● The problem
Can you transcribe every record below exactly as it appears?
-- start --
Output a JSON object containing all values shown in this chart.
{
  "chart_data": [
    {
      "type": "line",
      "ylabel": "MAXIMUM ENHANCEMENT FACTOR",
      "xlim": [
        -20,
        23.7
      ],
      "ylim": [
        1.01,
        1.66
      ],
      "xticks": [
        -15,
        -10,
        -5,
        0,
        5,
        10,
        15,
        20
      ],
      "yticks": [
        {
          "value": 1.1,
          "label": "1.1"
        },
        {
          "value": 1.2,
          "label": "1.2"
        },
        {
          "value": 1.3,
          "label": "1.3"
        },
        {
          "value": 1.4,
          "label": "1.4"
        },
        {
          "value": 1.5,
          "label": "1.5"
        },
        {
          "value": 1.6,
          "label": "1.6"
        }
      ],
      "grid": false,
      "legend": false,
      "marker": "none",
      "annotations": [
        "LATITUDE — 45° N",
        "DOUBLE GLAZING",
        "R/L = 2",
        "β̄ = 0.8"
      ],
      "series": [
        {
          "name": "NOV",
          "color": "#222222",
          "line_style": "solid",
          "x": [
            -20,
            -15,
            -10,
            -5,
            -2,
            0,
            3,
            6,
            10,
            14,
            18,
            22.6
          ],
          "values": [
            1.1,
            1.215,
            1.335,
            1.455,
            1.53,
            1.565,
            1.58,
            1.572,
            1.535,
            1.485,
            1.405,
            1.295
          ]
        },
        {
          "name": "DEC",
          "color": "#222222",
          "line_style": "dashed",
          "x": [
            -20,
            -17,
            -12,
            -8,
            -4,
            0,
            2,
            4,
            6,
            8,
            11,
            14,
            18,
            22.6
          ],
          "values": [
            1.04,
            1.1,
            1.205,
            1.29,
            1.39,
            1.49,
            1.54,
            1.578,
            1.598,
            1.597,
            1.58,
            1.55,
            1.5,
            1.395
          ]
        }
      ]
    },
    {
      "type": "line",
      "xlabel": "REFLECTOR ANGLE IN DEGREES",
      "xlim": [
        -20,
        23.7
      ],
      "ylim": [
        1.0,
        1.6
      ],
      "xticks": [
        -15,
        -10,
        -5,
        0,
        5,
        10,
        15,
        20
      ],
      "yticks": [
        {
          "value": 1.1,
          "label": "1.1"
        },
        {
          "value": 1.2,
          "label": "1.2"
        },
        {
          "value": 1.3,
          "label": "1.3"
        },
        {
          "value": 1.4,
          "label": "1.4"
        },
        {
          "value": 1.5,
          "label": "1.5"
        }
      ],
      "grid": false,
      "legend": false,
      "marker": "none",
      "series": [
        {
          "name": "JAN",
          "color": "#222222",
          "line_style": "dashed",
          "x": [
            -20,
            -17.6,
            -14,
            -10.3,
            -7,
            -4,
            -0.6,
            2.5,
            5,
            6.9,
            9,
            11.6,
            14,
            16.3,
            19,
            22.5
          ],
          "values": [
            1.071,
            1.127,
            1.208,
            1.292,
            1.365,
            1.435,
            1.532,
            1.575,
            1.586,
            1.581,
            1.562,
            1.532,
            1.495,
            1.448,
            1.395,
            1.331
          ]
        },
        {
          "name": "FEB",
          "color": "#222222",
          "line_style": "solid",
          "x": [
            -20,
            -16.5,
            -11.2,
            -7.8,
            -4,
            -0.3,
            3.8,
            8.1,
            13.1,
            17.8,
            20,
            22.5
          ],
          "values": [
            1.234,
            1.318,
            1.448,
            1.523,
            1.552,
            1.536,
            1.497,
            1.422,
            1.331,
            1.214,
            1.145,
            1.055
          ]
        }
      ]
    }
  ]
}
-- end --
● Written response
Output a JSON object containing all values shown in this chart.
{
  "chart_data": [
    {
      "type": "line",
      "ylabel": "MAXIMUM ENHANCEMENT FACTOR",
      "xlim": [
        -20,
        23.7
      ],
      "ylim": [
        1.01,
        1.66
      ],
      "xticks": [
        -15,
        -10,
        -5,
        0,
        5,
        10,
        15,
        20
      ],
      "yticks": [
        {
          "value": 1.1,
          "label": "1.1"
        },
        {
          "value": 1.2,
          "label": "1.2"
        },
        {
          "value": 1.3,
          "label": "1.3"
        },
        {
          "value": 1.4,
          "label": "1.4"
        },
        {
          "value": 1.5,
          "label": "1.5"
        },
        {
          "value": 1.6,
          "label": "1.6"
        }
      ],
      "grid": false,
      "legend": false,
      "marker": "none",
      "annotations": [
        "LATITUDE — 45° N",
        "DOUBLE GLAZING",
        "R/L = 2",
        "β̄ = 0.8"
      ],
      "series": [
        {
          "name": "NOV",
          "color": "#222222",
          "line_style": "solid",
          "x": [
            -20,
            -15,
            -10,
            -5,
            -2,
            0,
            3,
            6,
            10,
            14,
            18,
            22.6
          ],
          "values": [
            1.1,
            1.215,
            1.335,
            1.455,
            1.53,
            1.565,
            1.58,
            1.572,
            1.535,
            1.485,
            1.405,
            1.295
          ]
        },
        {
          "name": "DEC",
          "color": "#222222",
          "line_style": "dashed",
          "x": [
            -20,
            -17,
            -12,
            -8,
            -4,
            0,
            2,
            4,
            6,
            8,
            11,
            14,
            18,
            22.6
          ],
          "values": [
            1.04,
            1.1,
            1.205,
            1.29,
            1.39,
            1.49,
            1.54,
            1.578,
            1.598,
            1.597,
            1.58,
            1.55,
            1.5,
            1.395
          ]
        }
      ]
    },
    {
      "type": "line",
      "xlabel": "REFLECTOR ANGLE IN DEGREES",
      "xlim": [
        -20,
        23.7
      ],
      "ylim": [
        1.0,
        1.6
      ],
      "xticks": [
        -15,
        -10,
        -5,
        0,
        5,
        10,
        15,
        20
      ],
      "yticks": [
        {
          "value": 1.1,
          "label": "1.1"
        },
        {
          "value": 1.2,
          "label": "1.2"
        },
        {
          "value": 1.3,
          "label": "1.3"
        },
        {
          "value": 1.4,
          "label": "1.4"
        },
        {
          "value": 1.5,
          "label": "1.5"
        }
      ],
      "grid": false,
      "legend": false,
      "marker": "none",
      "series": [
        {
          "name": "JAN",
          "color": "#222222",
          "line_style": "dashed",
          "x": [
            -20,
            -17.6,
            -14,
            -10.3,
            -7,
            -4,
            -0.6,
            2.5,
            5,
            6.9,
            9,
            11.6,
            14,
            16.3,
            19,
            22.5
          ],
          "values": [
            1.071,
            1.127,
            1.208,
            1.292,
            1.365,
            1.435,
            1.532,
            1.575,
            1.586,
            1.581,
            1.562,
            1.532,
            1.495,
            1.448,
            1.395,
            1.331
          ]
        },
        {
          "name": "FEB",
          "color": "#222222",
          "line_style": "solid",
          "x": [
            -20,
            -16.5,
            -11.2,
            -7.8,
            -4,
            -0.3,
            3.8,
            8.1,
            13.1,
            17.8,
            20,
            22.5
          ],
          "values": [
            1.234,
            1.318,
            1.448,
            1.523,
            1.552,
            1.536,
            1.497,
            1.422,
            1.331,
            1.214,
            1.145,
            1.055
          ]
        }
      ]
    }
  ]
}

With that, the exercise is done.